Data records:
════════
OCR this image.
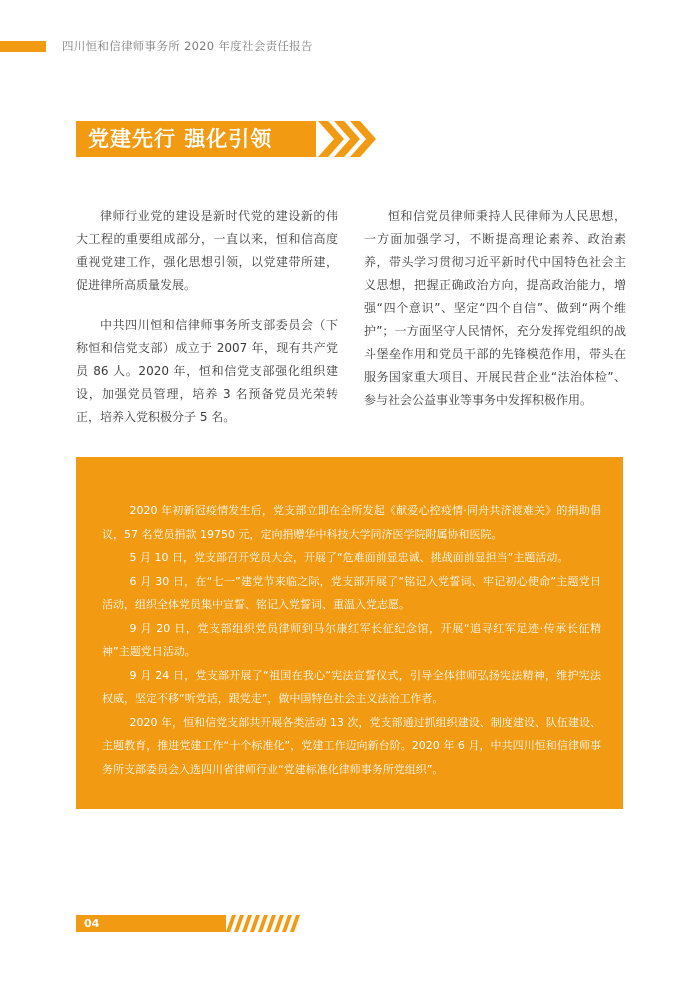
四川恒和信律师事务所 2020 年度社会责任报告
党建先行 强化引领

律师行业党的建设是新时代党的建设新的伟大工程的重要组成部分，一直以来，恒和信高度重视党建工作，强化思想引领，以党建带所建，促进律所高质量发展。

中共四川恒和信律师事务所支部委员会（下称恒和信党支部）成立于 2007 年，现有共产党员 86 人。2020 年，恒和信党支部强化组织建设，加强党员管理，培养 3 名预备党员光荣转正，培养入党积极分子 5 名。

恒和信党员律师秉持人民律师为人民思想，一方面加强学习，不断提高理论素养、政治素养，带头学习贯彻习近平新时代中国特色社会主义思想，把握正确政治方向，提高政治能力，增强“四个意识”、坚定“四个自信”、做到“两个维护”；一方面坚守人民情怀，充分发挥党组织的战斗堡垒作用和党员干部的先锋模范作用，带头在服务国家重大项目、开展民营企业“法治体检”、参与社会公益事业等事务中发挥积极作用。

2020 年初新冠疫情发生后，党支部立即在全所发起《献爱心控疫情·同舟共济渡难关》的捐助倡议，57 名党员捐款 19750 元，定向捐赠华中科技大学同济医学院附属协和医院。

5 月 10 日，党支部召开党员大会，开展了“危难面前显忠诚、挑战面前显担当”主题活动。

6 月 30 日，在“七一”建党节来临之际，党支部开展了“铭记入党誓词、牢记初心使命”主题党日活动，组织全体党员集中宣誓、铭记入党誓词、重温入党志愿。

9 月 20 日，党支部组织党员律师到马尔康红军长征纪念馆，开展“追寻红军足迹·传承长征精神”主题党日活动。

9 月 24 日，党支部开展了“祖国在我心”宪法宣誓仪式，引导全体律师弘扬宪法精神，维护宪法权威，坚定不移“听党话，跟党走”，做中国特色社会主义法治工作者。

2020 年，恒和信党支部共开展各类活动 13 次，党支部通过抓组织建设、制度建设、队伍建设、主题教育，推进党建工作“十个标准化”，党建工作迈向新台阶。2020 年 6 月，中共四川恒和信律师事务所支部委员会入选四川省律师行业“党建标准化律师事务所党组织”。

04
════════
• JOB:
Count every line in the listing above that holds "党支部开展了", then report only the count.

• THE REPLY:
2